[begin LISTED RECORDS]

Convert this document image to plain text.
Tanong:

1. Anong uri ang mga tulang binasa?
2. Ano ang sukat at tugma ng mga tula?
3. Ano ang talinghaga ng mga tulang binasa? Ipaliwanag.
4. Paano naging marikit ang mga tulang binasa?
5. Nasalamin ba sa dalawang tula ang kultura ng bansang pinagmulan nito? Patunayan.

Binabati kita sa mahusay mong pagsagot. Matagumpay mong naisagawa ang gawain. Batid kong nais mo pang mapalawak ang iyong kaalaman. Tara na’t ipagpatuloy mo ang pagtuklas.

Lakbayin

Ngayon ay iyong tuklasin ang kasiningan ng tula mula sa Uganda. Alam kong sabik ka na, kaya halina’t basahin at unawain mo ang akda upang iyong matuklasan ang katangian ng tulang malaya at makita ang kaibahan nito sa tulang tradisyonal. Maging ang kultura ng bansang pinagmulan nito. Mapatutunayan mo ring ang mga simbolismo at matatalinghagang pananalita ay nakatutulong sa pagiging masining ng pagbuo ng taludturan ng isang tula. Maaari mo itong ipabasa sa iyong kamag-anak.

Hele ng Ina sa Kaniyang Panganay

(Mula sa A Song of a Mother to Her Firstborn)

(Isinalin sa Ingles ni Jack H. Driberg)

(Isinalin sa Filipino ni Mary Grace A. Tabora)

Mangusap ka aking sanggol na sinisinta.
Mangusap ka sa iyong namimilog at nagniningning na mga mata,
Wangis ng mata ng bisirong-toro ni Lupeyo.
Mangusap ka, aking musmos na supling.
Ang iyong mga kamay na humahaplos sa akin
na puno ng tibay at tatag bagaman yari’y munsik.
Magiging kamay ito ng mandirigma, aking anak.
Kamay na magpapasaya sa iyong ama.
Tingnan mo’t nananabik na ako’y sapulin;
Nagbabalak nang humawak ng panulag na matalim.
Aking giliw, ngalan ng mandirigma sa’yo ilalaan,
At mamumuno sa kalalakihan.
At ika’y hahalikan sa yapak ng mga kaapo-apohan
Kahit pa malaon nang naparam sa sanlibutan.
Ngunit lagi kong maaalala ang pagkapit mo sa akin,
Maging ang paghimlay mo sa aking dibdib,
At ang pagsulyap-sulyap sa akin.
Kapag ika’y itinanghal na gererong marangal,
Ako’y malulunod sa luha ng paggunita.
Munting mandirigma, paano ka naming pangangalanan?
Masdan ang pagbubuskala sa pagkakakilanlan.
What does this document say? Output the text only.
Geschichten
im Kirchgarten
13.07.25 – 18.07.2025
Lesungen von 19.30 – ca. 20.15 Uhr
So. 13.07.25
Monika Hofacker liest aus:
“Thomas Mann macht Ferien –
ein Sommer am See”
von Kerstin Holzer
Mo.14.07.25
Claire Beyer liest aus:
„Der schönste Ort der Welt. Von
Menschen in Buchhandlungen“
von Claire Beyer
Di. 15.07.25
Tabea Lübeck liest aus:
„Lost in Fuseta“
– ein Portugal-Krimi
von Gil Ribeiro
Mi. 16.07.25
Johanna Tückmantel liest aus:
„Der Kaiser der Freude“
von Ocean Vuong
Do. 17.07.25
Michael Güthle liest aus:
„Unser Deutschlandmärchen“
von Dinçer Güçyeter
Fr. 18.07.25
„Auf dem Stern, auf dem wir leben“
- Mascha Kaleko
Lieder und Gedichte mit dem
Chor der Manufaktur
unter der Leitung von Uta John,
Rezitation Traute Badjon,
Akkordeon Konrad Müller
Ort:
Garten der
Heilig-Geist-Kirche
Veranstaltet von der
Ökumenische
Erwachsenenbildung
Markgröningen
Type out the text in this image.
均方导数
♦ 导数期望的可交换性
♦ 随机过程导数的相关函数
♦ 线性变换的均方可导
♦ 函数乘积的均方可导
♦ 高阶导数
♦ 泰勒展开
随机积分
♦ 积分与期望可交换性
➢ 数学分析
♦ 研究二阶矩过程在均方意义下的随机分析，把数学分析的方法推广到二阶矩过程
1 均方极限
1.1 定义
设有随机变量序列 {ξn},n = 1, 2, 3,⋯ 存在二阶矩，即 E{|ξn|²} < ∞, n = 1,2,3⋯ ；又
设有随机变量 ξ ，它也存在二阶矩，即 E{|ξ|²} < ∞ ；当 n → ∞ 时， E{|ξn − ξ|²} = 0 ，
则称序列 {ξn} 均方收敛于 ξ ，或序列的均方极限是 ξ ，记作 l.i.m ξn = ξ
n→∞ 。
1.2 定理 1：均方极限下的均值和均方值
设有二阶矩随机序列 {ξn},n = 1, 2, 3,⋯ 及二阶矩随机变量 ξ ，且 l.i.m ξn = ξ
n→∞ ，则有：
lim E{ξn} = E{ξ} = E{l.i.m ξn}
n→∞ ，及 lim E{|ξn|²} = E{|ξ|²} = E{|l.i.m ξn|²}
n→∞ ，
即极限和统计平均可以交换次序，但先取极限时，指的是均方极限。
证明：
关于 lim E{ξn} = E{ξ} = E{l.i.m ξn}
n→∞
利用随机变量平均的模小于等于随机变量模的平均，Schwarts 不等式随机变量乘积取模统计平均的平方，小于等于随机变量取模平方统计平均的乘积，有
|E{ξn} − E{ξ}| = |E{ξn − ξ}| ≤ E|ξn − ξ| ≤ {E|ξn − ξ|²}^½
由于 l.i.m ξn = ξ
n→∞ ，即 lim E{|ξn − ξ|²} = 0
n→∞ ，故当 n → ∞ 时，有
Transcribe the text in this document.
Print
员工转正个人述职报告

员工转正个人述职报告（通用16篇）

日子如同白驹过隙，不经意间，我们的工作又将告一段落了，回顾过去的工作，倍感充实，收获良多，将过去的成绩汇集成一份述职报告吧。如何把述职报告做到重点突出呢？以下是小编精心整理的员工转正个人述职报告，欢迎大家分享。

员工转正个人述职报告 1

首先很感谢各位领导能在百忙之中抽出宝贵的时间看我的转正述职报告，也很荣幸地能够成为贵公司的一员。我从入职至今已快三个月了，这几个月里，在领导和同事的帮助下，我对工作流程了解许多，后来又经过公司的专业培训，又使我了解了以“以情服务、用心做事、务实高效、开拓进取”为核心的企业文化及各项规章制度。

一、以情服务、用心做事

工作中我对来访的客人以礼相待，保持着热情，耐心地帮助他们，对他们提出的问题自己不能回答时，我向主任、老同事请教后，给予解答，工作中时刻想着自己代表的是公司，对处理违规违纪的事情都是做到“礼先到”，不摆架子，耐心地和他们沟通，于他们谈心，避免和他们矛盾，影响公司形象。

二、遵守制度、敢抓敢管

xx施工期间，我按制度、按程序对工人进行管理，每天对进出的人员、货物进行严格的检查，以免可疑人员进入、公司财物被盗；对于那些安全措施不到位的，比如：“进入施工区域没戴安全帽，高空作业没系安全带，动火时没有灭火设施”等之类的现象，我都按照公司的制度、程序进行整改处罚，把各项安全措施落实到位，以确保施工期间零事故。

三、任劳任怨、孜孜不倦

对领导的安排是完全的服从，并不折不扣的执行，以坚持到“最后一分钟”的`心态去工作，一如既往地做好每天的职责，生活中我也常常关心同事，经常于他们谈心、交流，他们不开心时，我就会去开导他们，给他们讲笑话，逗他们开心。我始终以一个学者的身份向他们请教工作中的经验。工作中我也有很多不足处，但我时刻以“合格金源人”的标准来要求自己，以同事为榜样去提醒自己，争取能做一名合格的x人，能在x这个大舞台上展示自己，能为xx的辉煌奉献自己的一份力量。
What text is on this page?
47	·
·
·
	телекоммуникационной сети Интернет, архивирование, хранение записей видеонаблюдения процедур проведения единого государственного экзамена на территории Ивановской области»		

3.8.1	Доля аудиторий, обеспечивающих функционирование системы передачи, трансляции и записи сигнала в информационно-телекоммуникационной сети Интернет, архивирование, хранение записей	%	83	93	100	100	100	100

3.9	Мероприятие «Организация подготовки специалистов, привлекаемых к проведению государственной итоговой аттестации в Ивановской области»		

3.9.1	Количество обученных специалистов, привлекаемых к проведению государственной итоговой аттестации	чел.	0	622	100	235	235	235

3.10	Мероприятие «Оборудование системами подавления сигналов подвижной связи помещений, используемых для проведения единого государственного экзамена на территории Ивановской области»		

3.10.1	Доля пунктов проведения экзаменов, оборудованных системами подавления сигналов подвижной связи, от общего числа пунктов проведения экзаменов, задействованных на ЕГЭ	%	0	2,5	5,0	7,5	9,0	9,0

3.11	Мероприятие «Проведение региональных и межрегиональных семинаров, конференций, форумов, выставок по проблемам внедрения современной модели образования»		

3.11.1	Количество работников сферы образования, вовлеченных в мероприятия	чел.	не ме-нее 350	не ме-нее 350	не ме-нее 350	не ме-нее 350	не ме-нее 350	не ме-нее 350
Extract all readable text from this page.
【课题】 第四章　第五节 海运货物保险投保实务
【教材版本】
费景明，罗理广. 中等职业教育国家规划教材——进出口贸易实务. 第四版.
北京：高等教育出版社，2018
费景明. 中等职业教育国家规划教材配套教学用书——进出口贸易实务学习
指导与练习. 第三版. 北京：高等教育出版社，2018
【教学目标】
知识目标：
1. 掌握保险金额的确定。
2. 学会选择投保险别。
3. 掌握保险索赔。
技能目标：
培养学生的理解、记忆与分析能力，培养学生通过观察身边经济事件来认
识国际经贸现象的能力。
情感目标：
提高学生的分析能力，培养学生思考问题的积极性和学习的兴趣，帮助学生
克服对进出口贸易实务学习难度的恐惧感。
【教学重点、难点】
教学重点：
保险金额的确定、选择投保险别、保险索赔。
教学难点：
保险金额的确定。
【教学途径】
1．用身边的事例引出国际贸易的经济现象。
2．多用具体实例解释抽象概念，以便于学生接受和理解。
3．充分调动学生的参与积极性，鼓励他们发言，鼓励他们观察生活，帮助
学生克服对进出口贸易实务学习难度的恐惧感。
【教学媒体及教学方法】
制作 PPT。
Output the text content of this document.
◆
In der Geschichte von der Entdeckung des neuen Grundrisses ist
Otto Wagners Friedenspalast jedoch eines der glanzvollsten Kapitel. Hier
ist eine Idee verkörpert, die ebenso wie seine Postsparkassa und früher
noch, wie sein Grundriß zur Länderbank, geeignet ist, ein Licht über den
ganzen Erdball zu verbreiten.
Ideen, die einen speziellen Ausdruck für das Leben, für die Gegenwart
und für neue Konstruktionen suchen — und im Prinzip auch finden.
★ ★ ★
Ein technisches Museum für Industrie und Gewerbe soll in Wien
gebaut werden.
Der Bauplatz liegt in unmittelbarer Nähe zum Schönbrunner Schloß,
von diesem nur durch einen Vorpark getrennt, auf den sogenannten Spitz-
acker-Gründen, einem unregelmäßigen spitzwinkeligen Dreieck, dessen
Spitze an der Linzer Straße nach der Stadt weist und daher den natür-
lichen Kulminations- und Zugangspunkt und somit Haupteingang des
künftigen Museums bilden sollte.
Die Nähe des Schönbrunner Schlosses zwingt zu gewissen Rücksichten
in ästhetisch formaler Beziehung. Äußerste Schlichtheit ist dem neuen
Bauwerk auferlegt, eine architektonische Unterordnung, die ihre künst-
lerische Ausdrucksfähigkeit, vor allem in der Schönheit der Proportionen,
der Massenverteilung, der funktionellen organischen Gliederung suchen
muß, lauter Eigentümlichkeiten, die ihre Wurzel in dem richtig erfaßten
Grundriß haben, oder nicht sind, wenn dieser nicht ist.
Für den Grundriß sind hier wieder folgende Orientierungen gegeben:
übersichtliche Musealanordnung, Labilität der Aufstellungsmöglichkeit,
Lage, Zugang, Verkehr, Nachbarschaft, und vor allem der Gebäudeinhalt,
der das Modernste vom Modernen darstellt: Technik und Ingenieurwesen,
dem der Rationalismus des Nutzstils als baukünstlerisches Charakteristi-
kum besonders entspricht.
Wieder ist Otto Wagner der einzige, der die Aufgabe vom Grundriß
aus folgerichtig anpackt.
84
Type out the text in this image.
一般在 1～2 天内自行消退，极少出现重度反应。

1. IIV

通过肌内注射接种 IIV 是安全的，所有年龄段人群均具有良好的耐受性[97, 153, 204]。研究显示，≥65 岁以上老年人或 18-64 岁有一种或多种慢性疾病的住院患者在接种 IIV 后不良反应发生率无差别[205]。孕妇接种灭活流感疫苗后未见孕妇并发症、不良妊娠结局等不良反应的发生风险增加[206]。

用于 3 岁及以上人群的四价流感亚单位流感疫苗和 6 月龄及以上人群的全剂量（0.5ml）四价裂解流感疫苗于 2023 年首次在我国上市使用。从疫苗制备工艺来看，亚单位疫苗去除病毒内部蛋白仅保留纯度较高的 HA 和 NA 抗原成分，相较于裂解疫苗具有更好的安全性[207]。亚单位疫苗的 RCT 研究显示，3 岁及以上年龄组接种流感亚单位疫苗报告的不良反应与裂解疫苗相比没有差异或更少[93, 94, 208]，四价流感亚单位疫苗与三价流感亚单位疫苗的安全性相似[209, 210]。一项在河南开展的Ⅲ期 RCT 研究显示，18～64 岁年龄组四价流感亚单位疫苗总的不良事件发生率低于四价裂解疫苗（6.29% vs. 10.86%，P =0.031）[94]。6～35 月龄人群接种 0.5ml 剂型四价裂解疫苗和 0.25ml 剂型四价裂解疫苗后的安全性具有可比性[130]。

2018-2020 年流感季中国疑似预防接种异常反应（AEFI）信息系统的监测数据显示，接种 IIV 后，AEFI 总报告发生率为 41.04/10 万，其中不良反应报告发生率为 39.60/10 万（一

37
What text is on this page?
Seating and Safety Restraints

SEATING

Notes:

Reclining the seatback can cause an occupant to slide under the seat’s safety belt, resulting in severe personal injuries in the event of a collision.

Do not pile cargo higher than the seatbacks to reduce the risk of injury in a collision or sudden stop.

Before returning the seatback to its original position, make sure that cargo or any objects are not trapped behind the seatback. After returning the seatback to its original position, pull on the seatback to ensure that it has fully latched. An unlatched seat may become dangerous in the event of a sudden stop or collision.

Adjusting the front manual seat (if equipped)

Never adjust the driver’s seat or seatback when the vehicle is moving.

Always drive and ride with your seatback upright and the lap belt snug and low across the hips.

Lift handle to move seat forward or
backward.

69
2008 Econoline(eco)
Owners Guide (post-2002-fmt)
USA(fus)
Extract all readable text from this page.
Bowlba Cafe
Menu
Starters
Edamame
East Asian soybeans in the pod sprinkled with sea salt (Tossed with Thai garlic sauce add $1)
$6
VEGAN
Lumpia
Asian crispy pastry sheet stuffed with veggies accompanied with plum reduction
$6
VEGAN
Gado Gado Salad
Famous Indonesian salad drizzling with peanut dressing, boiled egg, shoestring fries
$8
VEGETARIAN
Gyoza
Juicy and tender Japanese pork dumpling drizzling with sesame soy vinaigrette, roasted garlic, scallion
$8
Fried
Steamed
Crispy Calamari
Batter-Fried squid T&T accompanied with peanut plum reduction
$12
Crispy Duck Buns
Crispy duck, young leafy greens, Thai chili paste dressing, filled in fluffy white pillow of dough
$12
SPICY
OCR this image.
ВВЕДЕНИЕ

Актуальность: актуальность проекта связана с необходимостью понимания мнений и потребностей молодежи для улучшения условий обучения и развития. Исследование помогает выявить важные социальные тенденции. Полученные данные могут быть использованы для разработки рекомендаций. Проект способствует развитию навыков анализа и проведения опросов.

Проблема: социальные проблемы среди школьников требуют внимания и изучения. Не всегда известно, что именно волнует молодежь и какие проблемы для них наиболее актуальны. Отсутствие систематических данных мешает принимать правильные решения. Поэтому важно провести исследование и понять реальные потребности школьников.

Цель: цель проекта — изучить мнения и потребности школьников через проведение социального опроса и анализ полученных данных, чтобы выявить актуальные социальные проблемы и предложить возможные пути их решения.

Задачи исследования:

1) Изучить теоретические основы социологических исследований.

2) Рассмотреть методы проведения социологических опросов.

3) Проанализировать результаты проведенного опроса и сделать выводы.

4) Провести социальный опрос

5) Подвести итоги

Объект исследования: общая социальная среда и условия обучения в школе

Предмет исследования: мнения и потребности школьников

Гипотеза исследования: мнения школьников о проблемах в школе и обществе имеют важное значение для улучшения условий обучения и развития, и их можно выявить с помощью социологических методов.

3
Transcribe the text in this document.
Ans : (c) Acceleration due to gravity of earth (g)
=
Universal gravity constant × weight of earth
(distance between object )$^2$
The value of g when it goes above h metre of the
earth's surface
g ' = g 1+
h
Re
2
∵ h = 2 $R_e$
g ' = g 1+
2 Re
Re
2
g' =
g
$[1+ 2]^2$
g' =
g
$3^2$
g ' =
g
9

[end LISTED RECORDS]

## [DIRECTION]
Find every line in the records that contains the word "проблемы"; copy those lines.

## [RESPONSE BELOW]
Проблема: социальные проблемы среди школьников требуют внимания и изучения. Не всегда известно, что именно волнует молодежь и какие проблемы для них наиболее актуальны. Отсутствие систематических данных мешает принимать правильные решения. Поэтому важно провести исследование и понять реальные потребности школьников.
Цель: цель проекта — изучить мнения и потребности школьников через проведение социального опроса и анализ полученных данных, чтобы выявить актуальные социальные проблемы и предложить возможные пути их решения.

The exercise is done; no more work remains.